Given exercise:
Reproduce every entry below precisely. Pictures are excluded from the copy.

Data listing:
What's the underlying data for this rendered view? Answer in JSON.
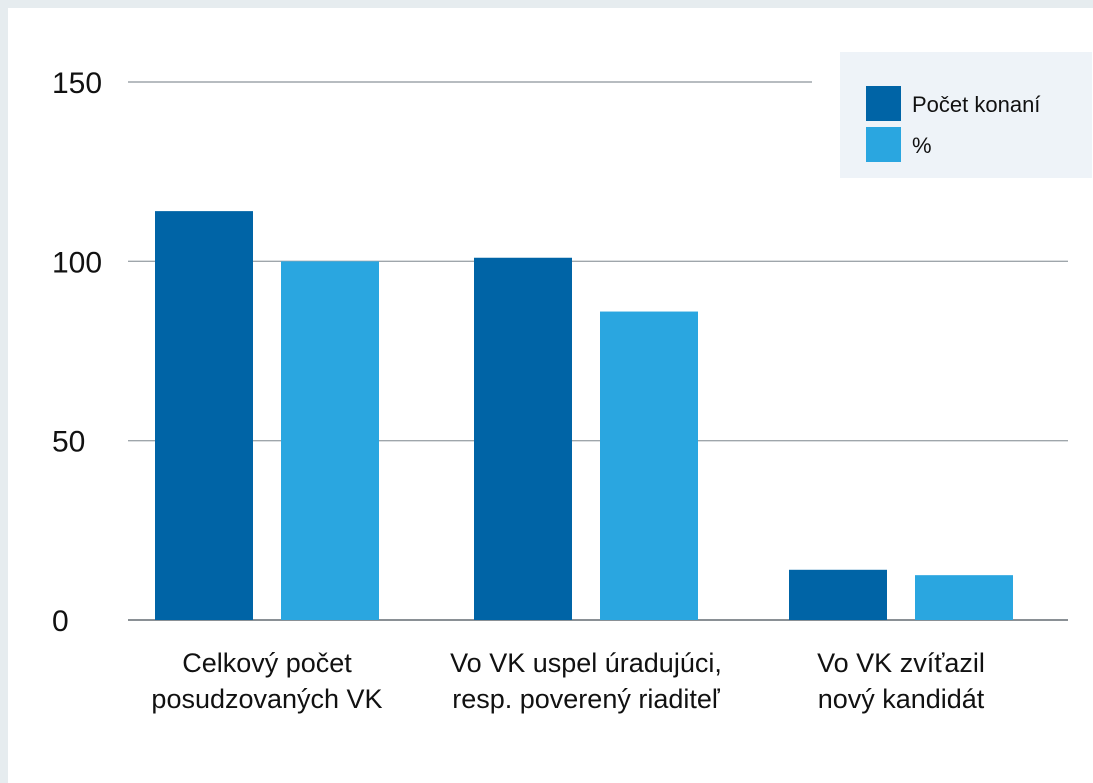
{
  "chart_data": {
    "type": "bar",
    "categories": [
      [
        "Celkový počet",
        "posudzovaných VK"
      ],
      [
        "Vo VK uspel úradujúci,",
        "resp. poverený riaditeľ"
      ],
      [
        "Vo VK zvíťazil",
        "nový kandidát"
      ]
    ],
    "series": [
      {
        "name": "Počet konaní",
        "values": [
          114,
          101,
          14
        ]
      },
      {
        "name": "%",
        "values": [
          100,
          86,
          12.5
        ]
      }
    ],
    "yticks": [
      0,
      50,
      100,
      150
    ],
    "ylim": [
      0,
      150
    ],
    "grid": true,
    "legend_position": "top-right",
    "colors": {
      "series": [
        "#0064a6",
        "#2aa6e0"
      ],
      "grid": "#9fa6ab",
      "legend_bg": "#eef3f8"
    }
  }
}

Reply:
What's the underlying data for this rendered view? Answer in JSON.
{
  "chart_data": {
    "type": "bar",
    "categories": [
      [
        "Celkový počet",
        "posudzovaných VK"
      ],
      [
        "Vo VK uspel úradujúci,",
        "resp. poverený riaditeľ"
      ],
      [
        "Vo VK zvíťazil",
        "nový kandidát"
      ]
    ],
    "series": [
      {
        "name": "Počet konaní",
        "values": [
          114,
          101,
          14
        ]
      },
      {
        "name": "%",
        "values": [
          100,
          86,
          12.5
        ]
      }
    ],
    "yticks": [
      0,
      50,
      100,
      150
    ],
    "ylim": [
      0,
      150
    ],
    "grid": true,
    "legend_position": "top-right",
    "colors": {
      "series": [
        "#0064a6",
        "#2aa6e0"
      ],
      "grid": "#9fa6ab",
      "legend_bg": "#eef3f8"
    }
  }
}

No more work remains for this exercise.